## What is required
Reproduce the lines below word for word, starting at the line that contains "svg-text:Annualized Return: Annualized" and ending at the line that contains "svg-text:0.16: 0.16 bbox=[290, 198, 314, 212]", with both of those lines included.

## Given records
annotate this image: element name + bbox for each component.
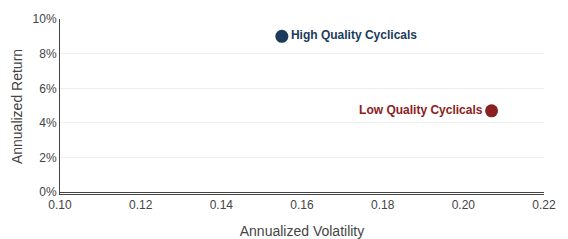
svg-text:Annualized Return: Annualized Return bbox=[9, 49, 25, 164]
svg-text:0.22: 0.22 bbox=[532, 198, 556, 212]
svg-text:4%: 4% bbox=[39, 116, 57, 130]
svg-text:2%: 2% bbox=[39, 151, 57, 165]
svg-text:High Quality Cyclicals: High Quality Cyclicals bbox=[291, 28, 417, 42]
svg-text:0.16: 0.16 bbox=[290, 198, 314, 212]
svg-text:6%: 6% bbox=[39, 82, 57, 96]
svg-text:Low Quality Cyclicals: Low Quality Cyclicals bbox=[359, 103, 483, 117]
svg-text:10%: 10% bbox=[33, 12, 57, 26]
svg-text:Annualized Volatility: Annualized Volatility bbox=[240, 223, 365, 239]
svg-text:0.14: 0.14 bbox=[210, 198, 234, 212]
svg-text:8%: 8% bbox=[39, 47, 57, 61]
svg-text:0.20: 0.20 bbox=[452, 198, 476, 212]
svg-text:0%: 0% bbox=[39, 185, 57, 199]
svg-text:0.12: 0.12 bbox=[129, 198, 153, 212]
svg-text:0.10: 0.10 bbox=[48, 198, 72, 212]
svg-text:0.18: 0.18 bbox=[371, 198, 395, 212]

## Exercise answer
svg-text:Annualized Return: Annualized Return bbox=[9, 49, 25, 164]
svg-text:0.22: 0.22 bbox=[532, 198, 556, 212]
svg-text:4%: 4% bbox=[39, 116, 57, 130]
svg-text:2%: 2% bbox=[39, 151, 57, 165]
svg-text:High Quality Cyclicals: High Quality Cyclicals bbox=[291, 28, 417, 42]
svg-text:0.16: 0.16 bbox=[290, 198, 314, 212]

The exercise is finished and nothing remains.